• [To do]: For each line that holds "name", copy the line out.
#### Stored rows
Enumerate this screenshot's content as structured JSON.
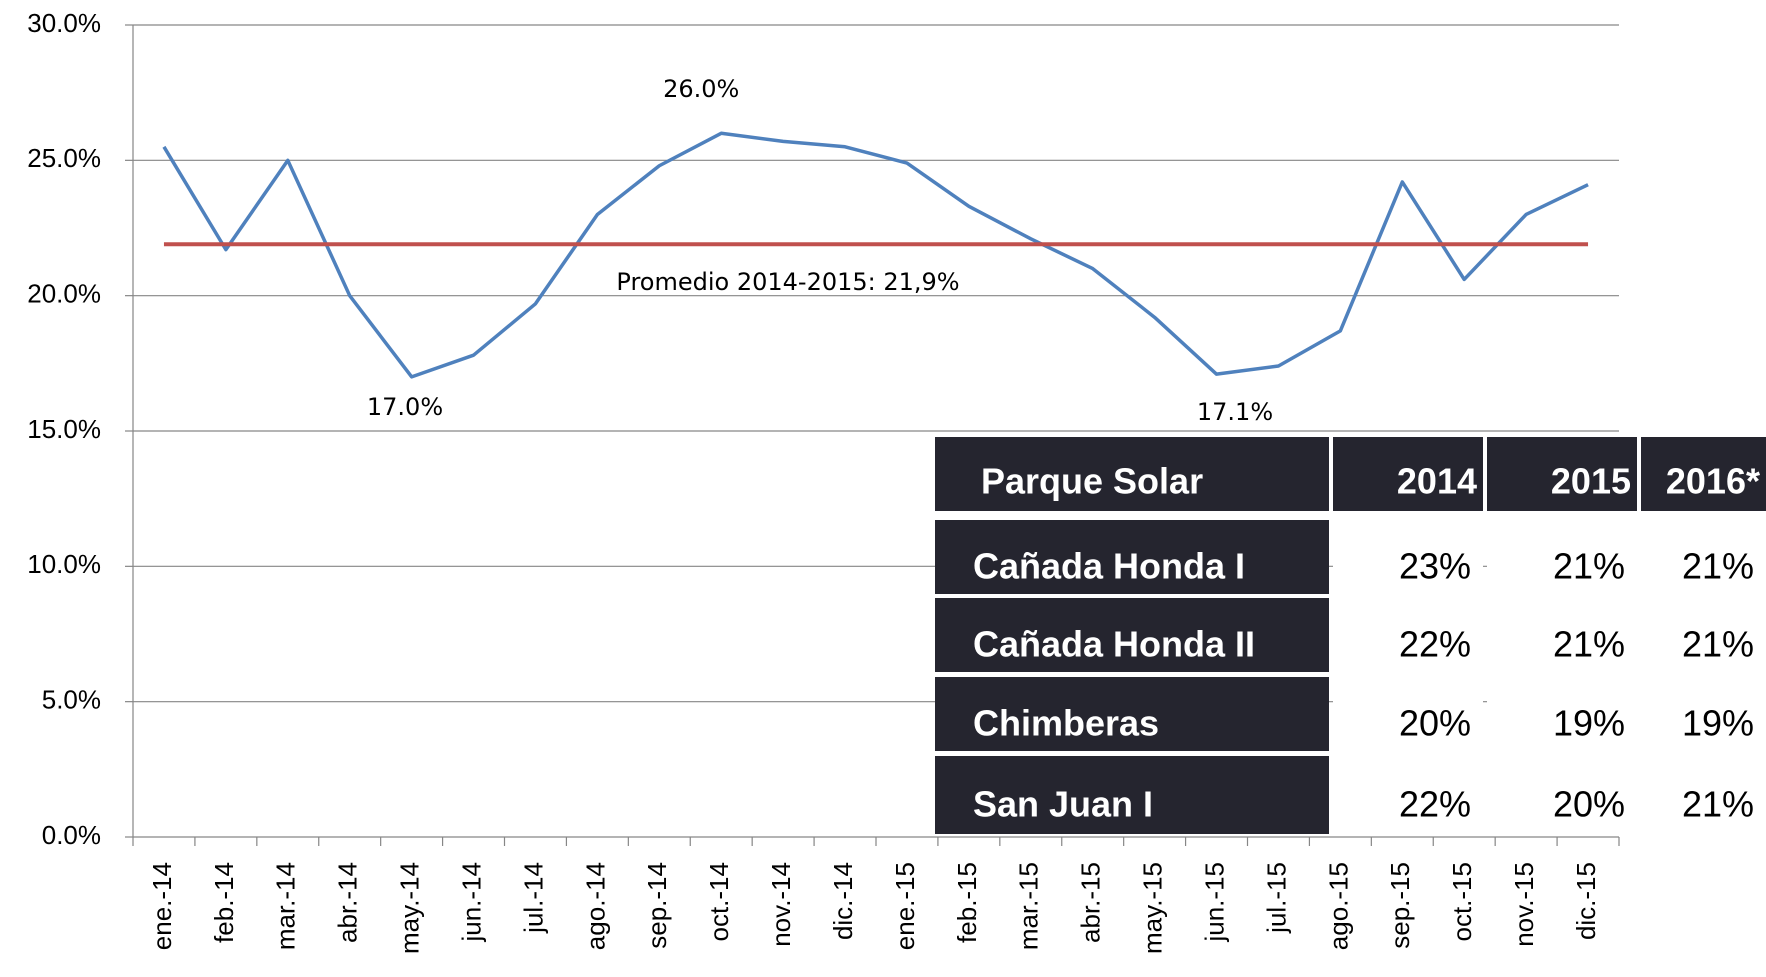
{
  "chart_data": {
    "type": "line",
    "categories": [
      "ene.-14",
      "feb.-14",
      "mar.-14",
      "abr.-14",
      "may.-14",
      "jun.-14",
      "jul.-14",
      "ago.-14",
      "sep.-14",
      "oct.-14",
      "nov.-14",
      "dic.-14",
      "ene.-15",
      "feb.-15",
      "mar.-15",
      "abr.-15",
      "may.-15",
      "jun.-15",
      "jul.-15",
      "ago.-15",
      "sep.-15",
      "oct.-15",
      "nov.-15",
      "dic.-15"
    ],
    "series": [
      {
        "color": "#4f81bd",
        "values": [
          25.5,
          21.7,
          25.0,
          20.0,
          17.0,
          17.8,
          19.7,
          23.0,
          24.8,
          26.0,
          25.7,
          25.5,
          24.9,
          23.3,
          22.1,
          21.0,
          19.2,
          17.1,
          17.4,
          18.7,
          24.2,
          20.6,
          23.0,
          24.1
        ]
      }
    ],
    "average_line": {
      "value": 21.9,
      "color": "#c0504d",
      "label": "Promedio 2014-2015: 21,9%"
    },
    "annotations": [
      "26.0%",
      "17.0%",
      "17.1%"
    ],
    "ylim": [
      0,
      30
    ],
    "yticks": [
      {
        "value": 0,
        "label": "0.0%"
      },
      {
        "value": 5,
        "label": "5.0%"
      },
      {
        "value": 10,
        "label": "10.0%"
      },
      {
        "value": 15,
        "label": "15.0%"
      },
      {
        "value": 20,
        "label": "20.0%"
      },
      {
        "value": 25,
        "label": "25.0%"
      },
      {
        "value": 30,
        "label": "30.0%"
      }
    ],
    "grid": true
  },
  "table": {
    "header": [
      "Parque Solar",
      "2014",
      "2015",
      "2016*"
    ],
    "rows": [
      [
        "Cañada Honda I",
        "23%",
        "21%",
        "21%"
      ],
      [
        "Cañada Honda II",
        "22%",
        "21%",
        "21%"
      ],
      [
        "Chimberas",
        "20%",
        "19%",
        "19%"
      ],
      [
        "San Juan I",
        "22%",
        "20%",
        "21%"
      ]
    ]
  }
}
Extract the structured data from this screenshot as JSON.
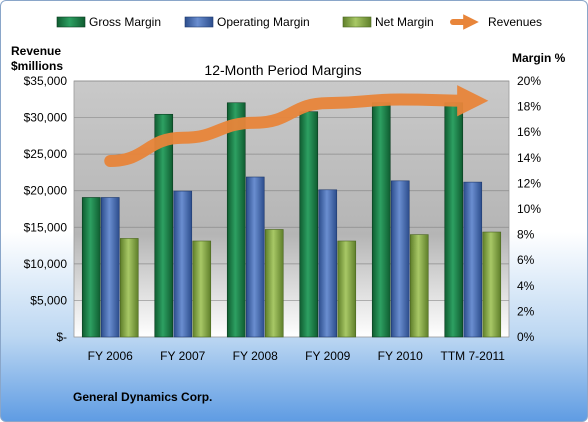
{
  "chart_data": {
    "type": "bar",
    "title": "12-Month Period Margins",
    "left_axis_label_line1": "Revenue",
    "left_axis_label_line2": "$millions",
    "right_axis_label": "Margin %",
    "company": "General Dynamics Corp.",
    "categories": [
      "FY 2006",
      "FY 2007",
      "FY 2008",
      "FY 2009",
      "FY 2010",
      "TTM 7-2011"
    ],
    "series": [
      {
        "name": "Gross Margin",
        "type": "bar",
        "axis": "right",
        "color": "#1f8a4c",
        "values": [
          10.9,
          17.4,
          18.3,
          17.6,
          18.3,
          18.3
        ]
      },
      {
        "name": "Operating Margin",
        "type": "bar",
        "axis": "right",
        "color": "#4a6fb5",
        "values": [
          10.9,
          11.4,
          12.5,
          11.5,
          12.2,
          12.1
        ]
      },
      {
        "name": "Net Margin",
        "type": "bar",
        "axis": "right",
        "color": "#8fb24a",
        "values": [
          7.7,
          7.5,
          8.4,
          7.5,
          8.0,
          8.2
        ]
      },
      {
        "name": "Revenues",
        "type": "line",
        "axis": "left",
        "color": "#e8853a",
        "values": [
          24063,
          27240,
          29300,
          31981,
          32466,
          32300
        ]
      }
    ],
    "left_axis": {
      "min": 0,
      "max": 35000,
      "step": 5000,
      "tick_labels": [
        "$-",
        "$5,000",
        "$10,000",
        "$15,000",
        "$20,000",
        "$25,000",
        "$30,000",
        "$35,000"
      ]
    },
    "right_axis": {
      "min": 0,
      "max": 20,
      "step": 2,
      "tick_labels": [
        "0%",
        "2%",
        "4%",
        "6%",
        "8%",
        "10%",
        "12%",
        "14%",
        "16%",
        "18%",
        "20%"
      ]
    },
    "legend_position": "top",
    "grid": true
  }
}
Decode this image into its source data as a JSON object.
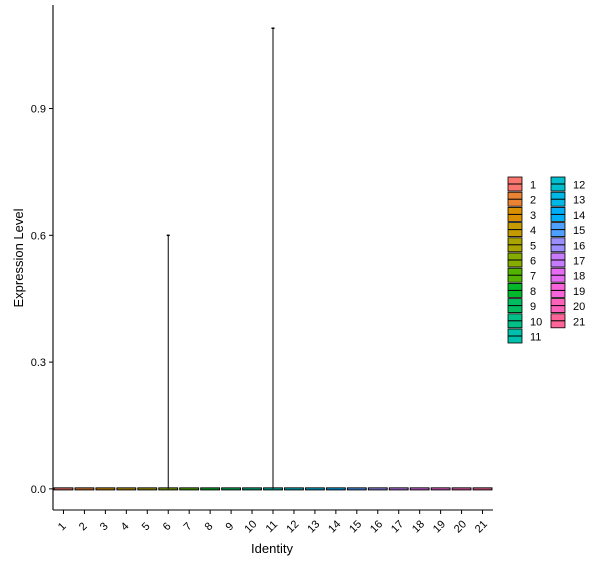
########
• [Full response]:
        "name": "Gross Margin",
        "name": "Operating Margin",
        "name": "Net Margin",
        "name": "Revenues",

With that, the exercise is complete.